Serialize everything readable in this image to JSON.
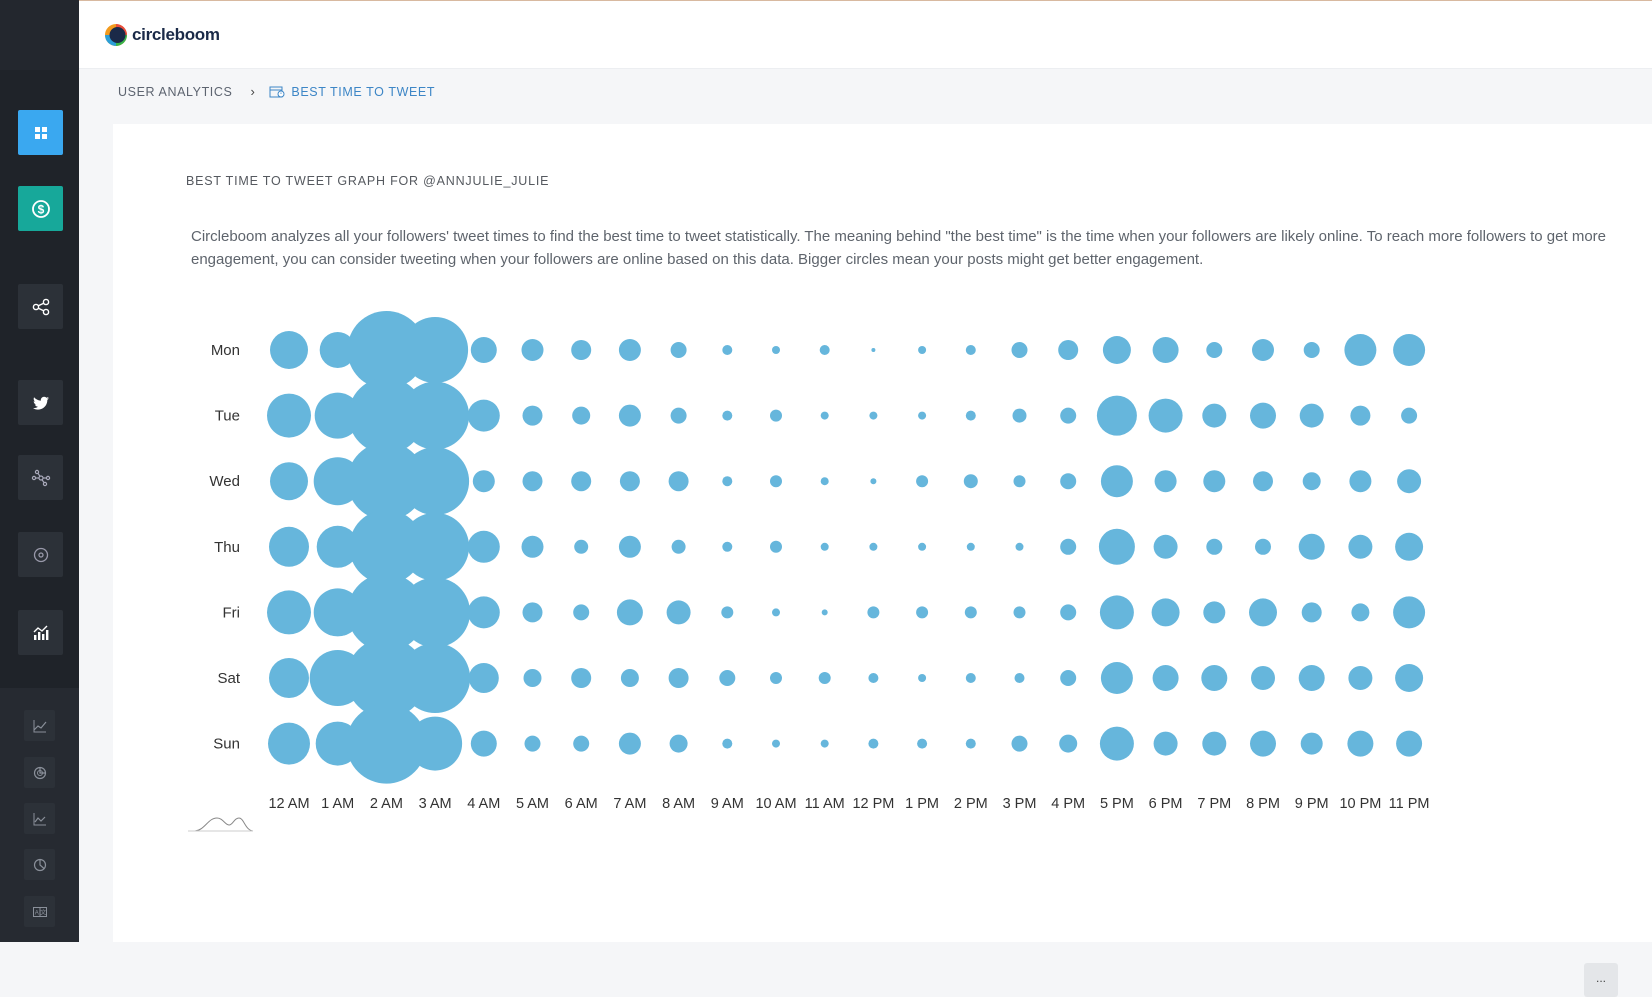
{
  "app": {
    "brand": "circleboom"
  },
  "breadcrumb": {
    "parent": "USER ANALYTICS",
    "current": "BEST TIME TO TWEET"
  },
  "card": {
    "title": "BEST TIME TO TWEET GRAPH FOR @ANNJULIE_JULIE",
    "description": "Circleboom analyzes all your followers' tweet times to find the best time to tweet statistically. The meaning behind \"the best time\" is the time when your followers are likely online. To reach more followers to get more engagement, you can consider tweeting when your followers are online based on this data. Bigger circles mean your posts might get better engagement."
  },
  "menu_button": {
    "label": "..."
  },
  "sidebar": {
    "items": [
      {
        "icon": "dashboard-icon",
        "color": "#3aa8f0"
      },
      {
        "icon": "dollar-circle-icon",
        "color": "#17a89a"
      },
      {
        "icon": "share-icon"
      },
      {
        "icon": "twitter-icon"
      },
      {
        "icon": "network-icon"
      },
      {
        "icon": "target-icon"
      },
      {
        "icon": "analytics-icon"
      }
    ],
    "sub_items": [
      {
        "icon": "line-chart-icon"
      },
      {
        "icon": "pie-chart-icon"
      },
      {
        "icon": "area-chart-icon"
      },
      {
        "icon": "pie-chart-2-icon"
      },
      {
        "icon": "translate-icon"
      }
    ]
  },
  "chart_data": {
    "type": "scatter",
    "title": "",
    "days": [
      "Mon",
      "Tue",
      "Wed",
      "Thu",
      "Fri",
      "Sat",
      "Sun"
    ],
    "hours": [
      "12 AM",
      "1 AM",
      "2 AM",
      "3 AM",
      "4 AM",
      "5 AM",
      "6 AM",
      "7 AM",
      "8 AM",
      "9 AM",
      "10 AM",
      "11 AM",
      "12 PM",
      "1 PM",
      "2 PM",
      "3 PM",
      "4 PM",
      "5 PM",
      "6 PM",
      "7 PM",
      "8 PM",
      "9 PM",
      "10 PM",
      "11 PM"
    ],
    "values": [
      [
        19,
        18,
        39,
        33,
        13,
        11,
        10,
        11,
        8,
        5,
        4,
        5,
        2,
        4,
        5,
        8,
        10,
        14,
        13,
        8,
        11,
        8,
        16,
        16
      ],
      [
        22,
        23,
        38,
        34,
        16,
        10,
        9,
        11,
        8,
        5,
        6,
        4,
        4,
        4,
        5,
        7,
        8,
        20,
        17,
        12,
        13,
        12,
        10,
        8
      ],
      [
        19,
        24,
        39,
        34,
        11,
        10,
        10,
        10,
        10,
        5,
        6,
        4,
        3,
        6,
        7,
        6,
        8,
        16,
        11,
        11,
        10,
        9,
        11,
        12
      ],
      [
        20,
        21,
        37,
        34,
        16,
        11,
        7,
        11,
        7,
        5,
        6,
        4,
        4,
        4,
        4,
        4,
        8,
        18,
        12,
        8,
        8,
        13,
        12,
        14
      ],
      [
        22,
        24,
        39,
        35,
        16,
        10,
        8,
        13,
        12,
        6,
        4,
        3,
        6,
        6,
        6,
        6,
        8,
        17,
        14,
        11,
        14,
        10,
        9,
        16
      ],
      [
        20,
        28,
        40,
        35,
        15,
        9,
        10,
        9,
        10,
        8,
        6,
        6,
        5,
        4,
        5,
        5,
        8,
        16,
        13,
        13,
        12,
        13,
        12,
        14
      ],
      [
        21,
        22,
        40,
        27,
        13,
        8,
        8,
        11,
        9,
        5,
        4,
        4,
        5,
        5,
        5,
        8,
        9,
        17,
        12,
        12,
        13,
        11,
        13,
        13
      ]
    ],
    "bubble_color": "#66b6dc",
    "xlabel": "",
    "ylabel": "",
    "legend": "none"
  }
}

+--

Copy all lines from the entries that contain the word "this".

--- Exercise result ---
Serialize everything readable in this image to JSON.
    "description": "Circleboom analyzes all your followers' tweet times to find the best time to tweet statistically. The meaning behind \"the best time\" is the time when your followers are likely online. To reach more followers to get more engagement, you can consider tweeting when your followers are online based on this data. Bigger circles mean your posts might get better engagement."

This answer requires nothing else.